───── Data in this exercise ─────

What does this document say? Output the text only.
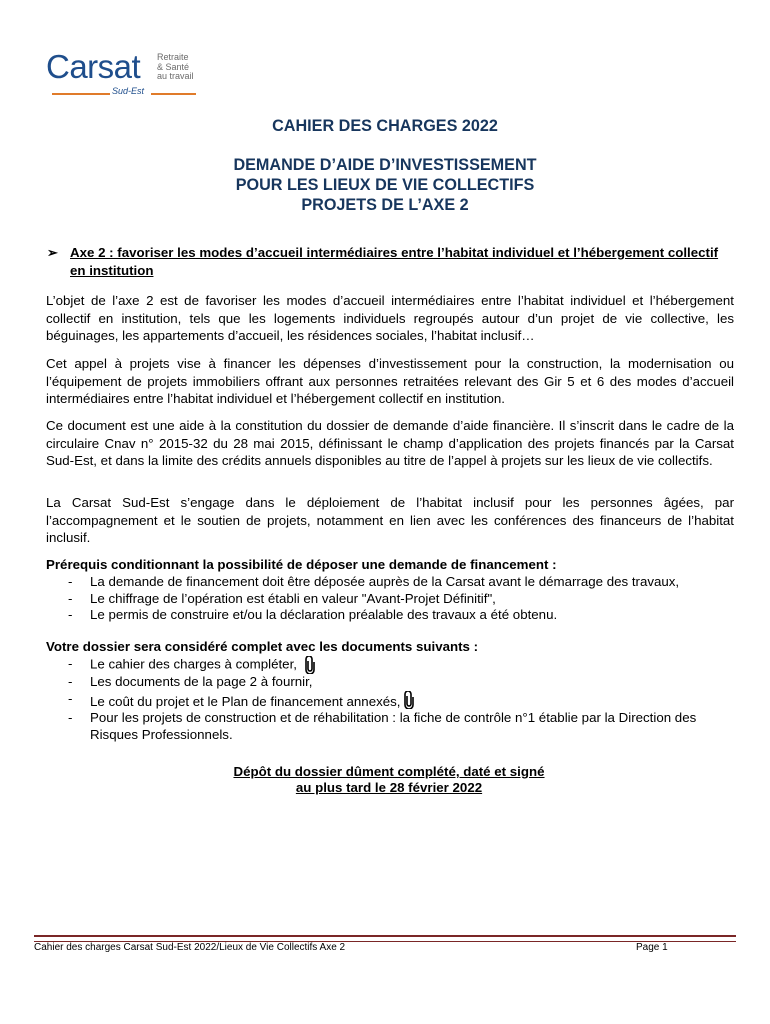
Carsat Retraite
& Santé
au travail
Sud-Est
CAHIER DES CHARGES 2022
DEMANDE D’AIDE D’INVESTISSEMENT
POUR LES LIEUX DE VIE COLLECTIFS
PROJETS DE L’AXE 2
➢ Axe 2 : favoriser les modes d’accueil intermédiaires entre l’habitat individuel et l’hébergement collectif en institution

L’objet de l’axe 2 est de favoriser les modes d’accueil intermédiaires entre l’habitat individuel et l’hébergement collectif en institution, tels que les logements individuels regroupés autour d’un projet de vie collective, les béguinages, les appartements d’accueil, les résidences sociales, l’habitat inclusif…

Cet appel à projets vise à financer les dépenses d’investissement pour la construction, la modernisation ou l’équipement de projets immobiliers offrant aux personnes retraitées relevant des Gir 5 et 6 des modes d’accueil intermédiaires entre l’habitat individuel et l’hébergement collectif en institution.

Ce document est une aide à la constitution du dossier de demande d’aide financière. Il s’inscrit dans le cadre de la circulaire Cnav n° 2015-32 du 28 mai 2015, définissant le champ d’application des projets financés par la Carsat Sud-Est, et dans la limite des crédits annuels disponibles au titre de l’appel à projets sur les lieux de vie collectifs.

La Carsat Sud-Est s’engage dans le déploiement de l’habitat inclusif pour les personnes âgées, par l’accompagnement et le soutien de projets, notamment en lien avec les conférences des financeurs de l’habitat inclusif.

Prérequis conditionnant la possibilité de déposer une demande de financement :
- La demande de financement doit être déposée auprès de la Carsat avant le démarrage des travaux,
- Le chiffrage de l’opération est établi en valeur "Avant-Projet Définitif",
- Le permis de construire et/ou la déclaration préalable des travaux a été obtenu.
Votre dossier sera considéré complet avec les documents suivants :
- Le cahier des charges à compléter,
- Les documents de la page 2 à fournir,
- Le coût du projet et le Plan de financement annexés,
- Pour les projets de construction et de réhabilitation : la fiche de contrôle n°1 établie par la Direction des Risques Professionnels.
Dépôt du dossier dûment complété, daté et signé
au plus tard le 28 février 2022
Cahier des charges Carsat Sud-Est 2022/Lieux de Vie Collectifs Axe 2	Page 1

─────

* **Exercise directions**
Look over the records above and copy each line that includes the string "appel".

* **Solution to this problem**
Cet appel à projets vise à financer les dépenses d’investissement pour la construction, la modernisation ou l’équipement de projets immobiliers offrant aux personnes retraitées relevant des Gir 5 et 6 des modes d’accueil intermédiaires entre l’habitat individuel et l’hébergement collectif en institution.
Ce document est une aide à la constitution du dossier de demande d’aide financière. Il s’inscrit dans le cadre de la circulaire Cnav n° 2015-32 du 28 mai 2015, définissant le champ d’application des projets financés par la Carsat Sud-Est, et dans la limite des crédits annuels disponibles au titre de l’appel à projets sur les lieux de vie collectifs.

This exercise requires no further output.